_STATED GOAL_
Tally the lines that contain "image" and report the total alone.

_DATA ENTRIES_
+ + + +
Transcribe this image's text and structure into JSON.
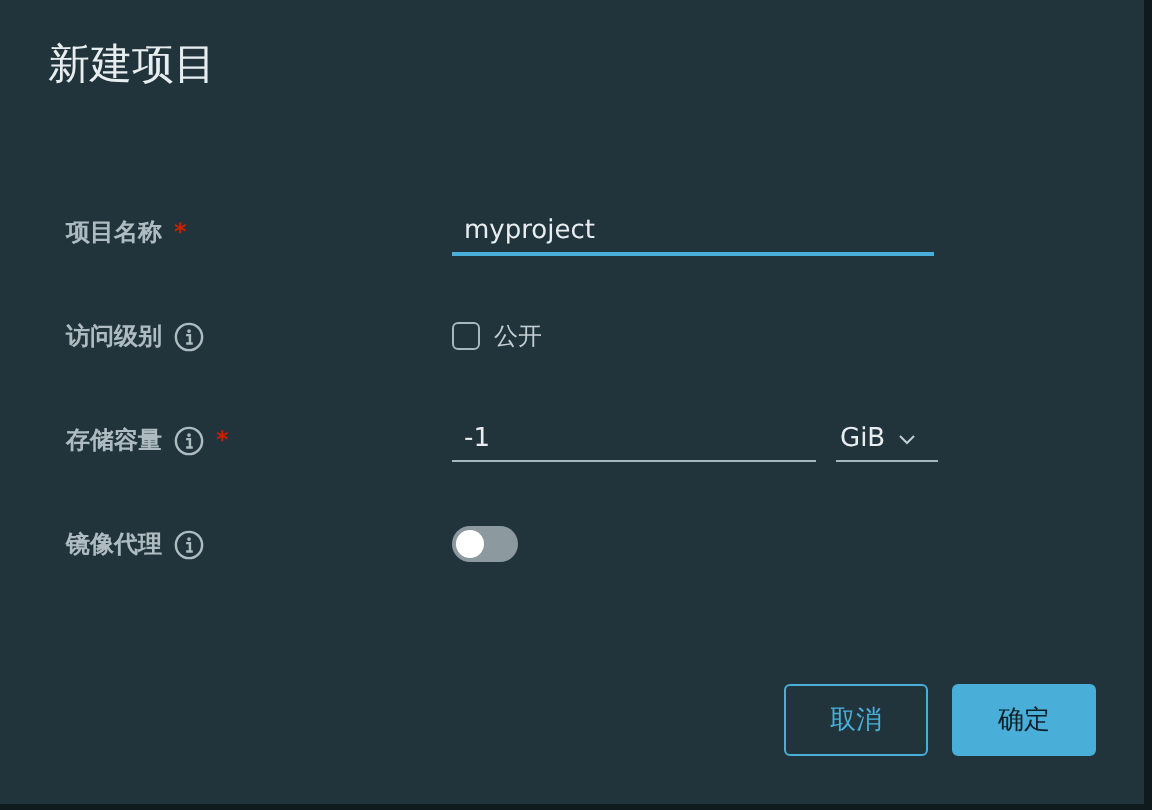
+ + + +
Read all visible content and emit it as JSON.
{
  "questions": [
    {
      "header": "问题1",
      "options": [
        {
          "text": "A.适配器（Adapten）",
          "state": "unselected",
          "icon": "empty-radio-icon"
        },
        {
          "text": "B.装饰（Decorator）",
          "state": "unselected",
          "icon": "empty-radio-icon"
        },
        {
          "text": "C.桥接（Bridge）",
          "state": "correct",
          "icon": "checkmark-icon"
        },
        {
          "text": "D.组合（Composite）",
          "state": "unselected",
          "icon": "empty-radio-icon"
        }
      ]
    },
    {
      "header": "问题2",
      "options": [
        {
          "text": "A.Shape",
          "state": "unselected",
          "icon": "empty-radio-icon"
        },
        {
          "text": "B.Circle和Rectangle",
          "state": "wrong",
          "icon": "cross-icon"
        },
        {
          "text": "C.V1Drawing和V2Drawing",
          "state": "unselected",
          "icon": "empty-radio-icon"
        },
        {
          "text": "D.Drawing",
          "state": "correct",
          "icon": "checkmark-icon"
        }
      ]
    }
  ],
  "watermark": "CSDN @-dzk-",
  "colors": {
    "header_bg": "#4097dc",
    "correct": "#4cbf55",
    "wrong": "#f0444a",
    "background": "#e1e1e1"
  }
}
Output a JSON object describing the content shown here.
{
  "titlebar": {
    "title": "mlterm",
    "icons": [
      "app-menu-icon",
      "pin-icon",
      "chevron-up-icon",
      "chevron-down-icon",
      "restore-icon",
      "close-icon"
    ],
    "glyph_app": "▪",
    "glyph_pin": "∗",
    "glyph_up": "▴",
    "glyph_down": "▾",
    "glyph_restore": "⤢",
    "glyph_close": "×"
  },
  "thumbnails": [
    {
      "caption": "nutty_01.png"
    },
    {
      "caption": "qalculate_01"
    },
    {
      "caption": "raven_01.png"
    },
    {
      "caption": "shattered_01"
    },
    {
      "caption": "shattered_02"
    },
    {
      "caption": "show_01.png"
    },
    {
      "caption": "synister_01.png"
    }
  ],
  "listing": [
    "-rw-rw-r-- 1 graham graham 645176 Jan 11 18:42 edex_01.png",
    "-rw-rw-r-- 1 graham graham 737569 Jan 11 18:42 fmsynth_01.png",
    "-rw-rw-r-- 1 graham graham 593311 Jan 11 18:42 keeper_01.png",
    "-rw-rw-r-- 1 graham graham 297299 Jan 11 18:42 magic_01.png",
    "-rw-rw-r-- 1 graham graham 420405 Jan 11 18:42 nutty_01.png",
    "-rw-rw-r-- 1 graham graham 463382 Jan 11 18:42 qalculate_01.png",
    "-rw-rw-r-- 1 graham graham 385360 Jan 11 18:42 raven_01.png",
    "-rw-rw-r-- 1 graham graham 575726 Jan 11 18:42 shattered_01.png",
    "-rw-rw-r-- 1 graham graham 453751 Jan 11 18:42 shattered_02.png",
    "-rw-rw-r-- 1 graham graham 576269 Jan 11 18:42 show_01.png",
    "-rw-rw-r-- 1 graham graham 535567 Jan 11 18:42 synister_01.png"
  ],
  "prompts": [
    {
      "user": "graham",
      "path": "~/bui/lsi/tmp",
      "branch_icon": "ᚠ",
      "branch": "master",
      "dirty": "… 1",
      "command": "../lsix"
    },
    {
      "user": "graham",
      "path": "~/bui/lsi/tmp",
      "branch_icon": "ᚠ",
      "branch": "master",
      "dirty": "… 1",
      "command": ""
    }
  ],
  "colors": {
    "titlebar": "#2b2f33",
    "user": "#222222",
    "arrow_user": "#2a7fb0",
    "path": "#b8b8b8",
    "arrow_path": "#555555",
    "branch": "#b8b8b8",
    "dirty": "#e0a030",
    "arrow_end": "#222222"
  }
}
+ + + +
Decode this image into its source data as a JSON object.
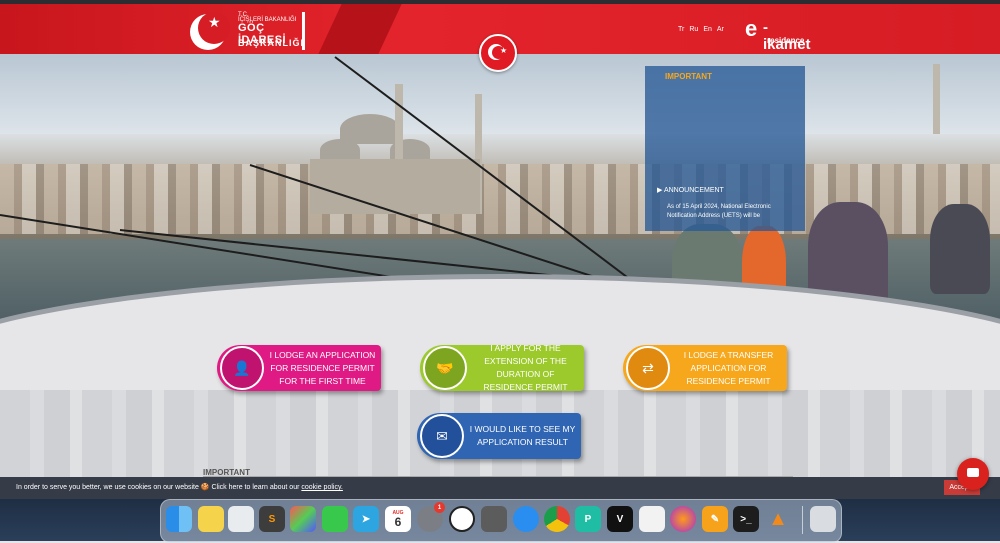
+ + + +
_FULL ANSWER_
2